WRITTEN REQUEST - Transcribe the lines below verbatim, skipping the images.

# START OF MATERIAL PROVIDED

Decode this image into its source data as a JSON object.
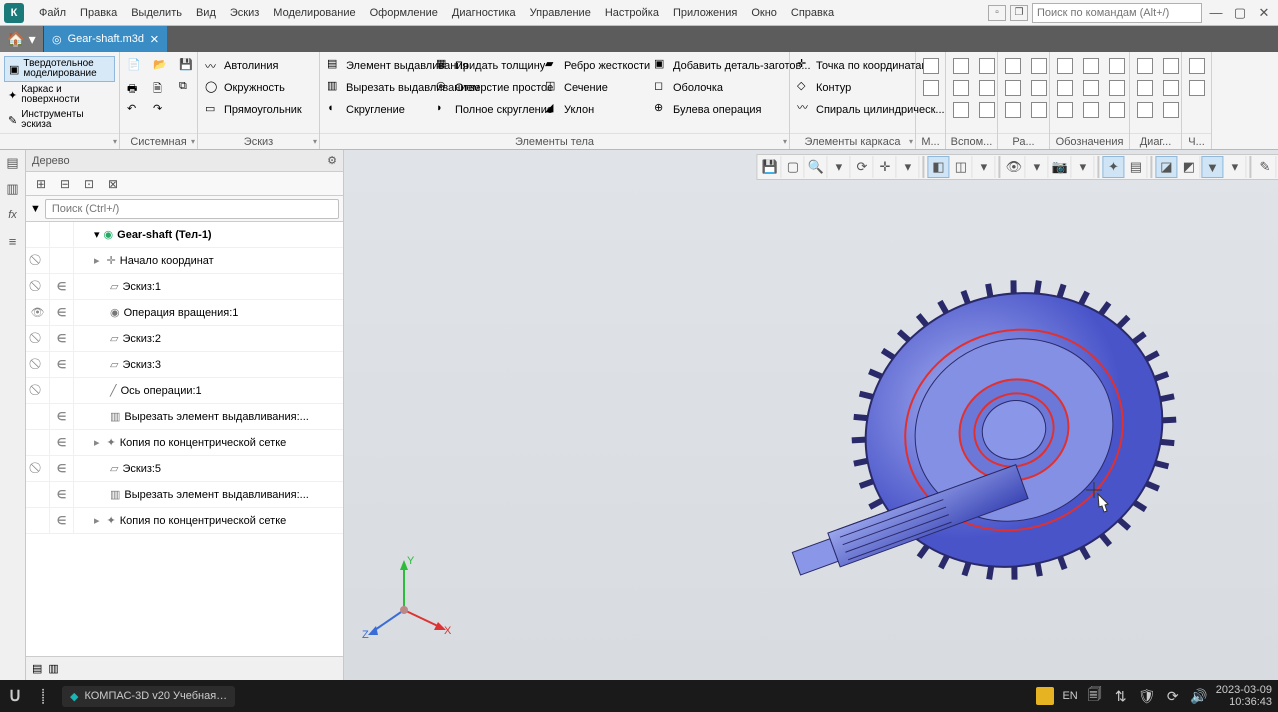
{
  "menubar": {
    "items": [
      "Файл",
      "Правка",
      "Выделить",
      "Вид",
      "Эскиз",
      "Моделирование",
      "Оформление",
      "Диагностика",
      "Управление",
      "Настройка",
      "Приложения",
      "Окно",
      "Справка"
    ],
    "search_placeholder": "Поиск по командам (Alt+/)"
  },
  "doctab": {
    "name": "Gear-shaft.m3d"
  },
  "ribbon": {
    "modes": {
      "solid": "Твердотельное моделирование",
      "wire": "Каркас и поверхности",
      "sketch_tools": "Инструменты эскиза"
    },
    "groups": {
      "system": "Системная",
      "sketch": {
        "label": "Эскиз",
        "autoline": "Автолиния",
        "circle": "Окружность",
        "rect": "Прямоугольник",
        "fillet": "Скругление"
      },
      "body_elements": {
        "label": "Элементы тела",
        "extrude": "Элемент выдавливания",
        "cut": "Вырезать выдавливанием",
        "thicken": "Придать толщину",
        "hole": "Отверстие простое",
        "full_fillet": "Полное скругление",
        "rib": "Ребро жесткости",
        "section": "Сечение",
        "draft": "Уклон",
        "add_blank": "Добавить деталь-заготов...",
        "shell": "Оболочка",
        "boolean": "Булева операция"
      },
      "frame": {
        "label": "Элементы каркаса",
        "point": "Точка по координатам",
        "contour": "Контур",
        "helix": "Спираль цилиндрическ..."
      },
      "short": {
        "m": "М...",
        "aux": "Вспом...",
        "r": "Ра...",
        "notation": "Обозначения",
        "diag": "Диаг...",
        "ch": "Ч..."
      }
    }
  },
  "tree": {
    "title": "Дерево",
    "search_placeholder": "Поиск (Ctrl+/)",
    "root": "Gear-shaft (Тел-1)",
    "items": [
      {
        "eye": "hide",
        "in": "",
        "indent": 1,
        "icon": "origin",
        "label": "Начало координат",
        "expander": "▸"
      },
      {
        "eye": "hide",
        "in": "∈",
        "indent": 2,
        "icon": "sketch",
        "label": "Эскиз:1"
      },
      {
        "eye": "show",
        "in": "∈",
        "indent": 2,
        "icon": "revolve",
        "label": "Операция вращения:1"
      },
      {
        "eye": "hide",
        "in": "∈",
        "indent": 2,
        "icon": "sketch",
        "label": "Эскиз:2"
      },
      {
        "eye": "hide",
        "in": "∈",
        "indent": 2,
        "icon": "sketch",
        "label": "Эскиз:3"
      },
      {
        "eye": "hide",
        "in": "",
        "indent": 2,
        "icon": "axis",
        "label": "Ось операции:1"
      },
      {
        "eye": "",
        "in": "∈",
        "indent": 2,
        "icon": "cut",
        "label": "Вырезать элемент выдавливания:..."
      },
      {
        "eye": "",
        "in": "∈",
        "indent": 1,
        "icon": "pattern",
        "label": "Копия по концентрической сетке",
        "expander": "▸"
      },
      {
        "eye": "hide",
        "in": "∈",
        "indent": 2,
        "icon": "sketch",
        "label": "Эскиз:5"
      },
      {
        "eye": "",
        "in": "∈",
        "indent": 2,
        "icon": "cut",
        "label": "Вырезать элемент выдавливания:..."
      },
      {
        "eye": "",
        "in": "∈",
        "indent": 1,
        "icon": "pattern",
        "label": "Копия по концентрической сетке",
        "expander": "▸"
      }
    ]
  },
  "triad": {
    "x": "X",
    "y": "Y",
    "z": "Z"
  },
  "taskbar": {
    "app_title": "КОМПАС-3D v20 Учебная…",
    "lang": "EN",
    "date": "2023-03-09",
    "time": "10:36:43"
  }
}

# END OF MATERIAL PROVIDED

THE ANSWER -
Decode this image into its source data as a JSON object.
{
  "menubar": {
    "items": [
      "Файл",
      "Правка",
      "Выделить",
      "Вид",
      "Эскиз",
      "Моделирование",
      "Оформление",
      "Диагностика",
      "Управление",
      "Настройка",
      "Приложения",
      "Окно",
      "Справка"
    ],
    "search_placeholder": "Поиск по командам (Alt+/)"
  },
  "doctab": {
    "name": "Gear-shaft.m3d"
  },
  "ribbon": {
    "modes": {
      "solid": "Твердотельное моделирование",
      "wire": "Каркас и поверхности",
      "sketch_tools": "Инструменты эскиза"
    },
    "groups": {
      "system": "Системная",
      "sketch": {
        "label": "Эскиз",
        "autoline": "Автолиния",
        "circle": "Окружность",
        "rect": "Прямоугольник",
        "fillet": "Скругление"
      },
      "body_elements": {
        "label": "Элементы тела",
        "extrude": "Элемент выдавливания",
        "cut": "Вырезать выдавливанием",
        "thicken": "Придать толщину",
        "hole": "Отверстие простое",
        "full_fillet": "Полное скругление",
        "rib": "Ребро жесткости",
        "section": "Сечение",
        "draft": "Уклон",
        "add_blank": "Добавить деталь-заготов...",
        "shell": "Оболочка",
        "boolean": "Булева операция"
      },
      "frame": {
        "label": "Элементы каркаса",
        "point": "Точка по координатам",
        "contour": "Контур",
        "helix": "Спираль цилиндрическ..."
      },
      "short": {
        "m": "М...",
        "aux": "Вспом...",
        "r": "Ра...",
        "notation": "Обозначения",
        "diag": "Диаг...",
        "ch": "Ч..."
      }
    }
  },
  "tree": {
    "title": "Дерево",
    "search_placeholder": "Поиск (Ctrl+/)",
    "root": "Gear-shaft (Тел-1)",
    "items": [
      {
        "eye": "hide",
        "in": "",
        "indent": 1,
        "icon": "origin",
        "label": "Начало координат",
        "expander": "▸"
      },
      {
        "eye": "hide",
        "in": "∈",
        "indent": 2,
        "icon": "sketch",
        "label": "Эскиз:1"
      },
      {
        "eye": "show",
        "in": "∈",
        "indent": 2,
        "icon": "revolve",
        "label": "Операция вращения:1"
      },
      {
        "eye": "hide",
        "in": "∈",
        "indent": 2,
        "icon": "sketch",
        "label": "Эскиз:2"
      },
      {
        "eye": "hide",
        "in": "∈",
        "indent": 2,
        "icon": "sketch",
        "label": "Эскиз:3"
      },
      {
        "eye": "hide",
        "in": "",
        "indent": 2,
        "icon": "axis",
        "label": "Ось операции:1"
      },
      {
        "eye": "",
        "in": "∈",
        "indent": 2,
        "icon": "cut",
        "label": "Вырезать элемент выдавливания:..."
      },
      {
        "eye": "",
        "in": "∈",
        "indent": 1,
        "icon": "pattern",
        "label": "Копия по концентрической сетке",
        "expander": "▸"
      },
      {
        "eye": "hide",
        "in": "∈",
        "indent": 2,
        "icon": "sketch",
        "label": "Эскиз:5"
      },
      {
        "eye": "",
        "in": "∈",
        "indent": 2,
        "icon": "cut",
        "label": "Вырезать элемент выдавливания:..."
      },
      {
        "eye": "",
        "in": "∈",
        "indent": 1,
        "icon": "pattern",
        "label": "Копия по концентрической сетке",
        "expander": "▸"
      }
    ]
  },
  "triad": {
    "x": "X",
    "y": "Y",
    "z": "Z"
  },
  "taskbar": {
    "app_title": "КОМПАС-3D v20 Учебная…",
    "lang": "EN",
    "date": "2023-03-09",
    "time": "10:36:43"
  }
}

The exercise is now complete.